Stated exercise: Print all entries word for word.

━━ Provided data ━━

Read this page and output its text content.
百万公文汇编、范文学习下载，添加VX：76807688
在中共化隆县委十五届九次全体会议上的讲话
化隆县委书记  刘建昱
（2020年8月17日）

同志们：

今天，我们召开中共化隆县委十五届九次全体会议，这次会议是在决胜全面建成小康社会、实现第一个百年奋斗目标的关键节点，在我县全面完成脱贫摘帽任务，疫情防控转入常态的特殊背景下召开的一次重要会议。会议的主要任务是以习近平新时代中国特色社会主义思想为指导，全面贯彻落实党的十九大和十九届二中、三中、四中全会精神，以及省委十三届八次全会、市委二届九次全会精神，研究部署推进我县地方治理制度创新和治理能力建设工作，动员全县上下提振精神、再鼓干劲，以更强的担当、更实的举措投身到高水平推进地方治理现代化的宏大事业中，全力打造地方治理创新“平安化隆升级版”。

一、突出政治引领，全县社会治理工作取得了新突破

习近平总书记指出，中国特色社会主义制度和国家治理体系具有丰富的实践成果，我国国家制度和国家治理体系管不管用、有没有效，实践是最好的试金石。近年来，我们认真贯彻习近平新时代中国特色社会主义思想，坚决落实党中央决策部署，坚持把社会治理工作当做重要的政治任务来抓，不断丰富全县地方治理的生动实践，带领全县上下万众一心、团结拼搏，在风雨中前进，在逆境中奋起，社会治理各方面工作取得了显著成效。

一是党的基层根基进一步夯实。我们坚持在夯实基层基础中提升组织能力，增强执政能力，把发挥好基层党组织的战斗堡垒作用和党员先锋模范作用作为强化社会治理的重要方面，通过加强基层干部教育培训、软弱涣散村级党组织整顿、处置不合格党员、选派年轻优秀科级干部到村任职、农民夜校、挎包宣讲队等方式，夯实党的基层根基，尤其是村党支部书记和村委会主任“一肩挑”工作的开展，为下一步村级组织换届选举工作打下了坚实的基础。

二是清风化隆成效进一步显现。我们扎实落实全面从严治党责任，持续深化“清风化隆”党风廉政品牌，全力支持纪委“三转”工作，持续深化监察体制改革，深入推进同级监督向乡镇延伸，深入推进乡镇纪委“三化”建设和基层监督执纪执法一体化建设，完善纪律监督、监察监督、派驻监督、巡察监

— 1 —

━━━

Worked answer:
Read this page and output its text content.
百万公文汇编、范文学习下载，添加VX：76807688
在中共化隆县委十五届九次全体会议上的讲话
化隆县委书记  刘建昱
（2020年8月17日）

同志们：

今天，我们召开中共化隆县委十五届九次全体会议，这次会议是在决胜全面建成小康社会、实现第一个百年奋斗目标的关键节点，在我县全面完成脱贫摘帽任务，疫情防控转入常态的特殊背景下召开的一次重要会议。会议的主要任务是以习近平新时代中国特色社会主义思想为指导，全面贯彻落实党的十九大和十九届二中、三中、四中全会精神，以及省委十三届八次全会、市委二届九次全会精神，研究部署推进我县地方治理制度创新和治理能力建设工作，动员全县上下提振精神、再鼓干劲，以更强的担当、更实的举措投身到高水平推进地方治理现代化的宏大事业中，全力打造地方治理创新“平安化隆升级版”。

一、突出政治引领，全县社会治理工作取得了新突破

习近平总书记指出，中国特色社会主义制度和国家治理体系具有丰富的实践成果，我国国家制度和国家治理体系管不管用、有没有效，实践是最好的试金石。近年来，我们认真贯彻习近平新时代中国特色社会主义思想，坚决落实党中央决策部署，坚持把社会治理工作当做重要的政治任务来抓，不断丰富全县地方治理的生动实践，带领全县上下万众一心、团结拼搏，在风雨中前进，在逆境中奋起，社会治理各方面工作取得了显著成效。

一是党的基层根基进一步夯实。我们坚持在夯实基层基础中提升组织能力，增强执政能力，把发挥好基层党组织的战斗堡垒作用和党员先锋模范作用作为强化社会治理的重要方面，通过加强基层干部教育培训、软弱涣散村级党组织整顿、处置不合格党员、选派年轻优秀科级干部到村任职、农民夜校、挎包宣讲队等方式，夯实党的基层根基，尤其是村党支部书记和村委会主任“一肩挑”工作的开展，为下一步村级组织换届选举工作打下了坚实的基础。

二是清风化隆成效进一步显现。我们扎实落实全面从严治党责任，持续深化“清风化隆”党风廉政品牌，全力支持纪委“三转”工作，持续深化监察体制改革，深入推进同级监督向乡镇延伸，深入推进乡镇纪委“三化”建设和基层监督执纪执法一体化建设，完善纪律监督、监察监督、派驻监督、巡察监

— 1 —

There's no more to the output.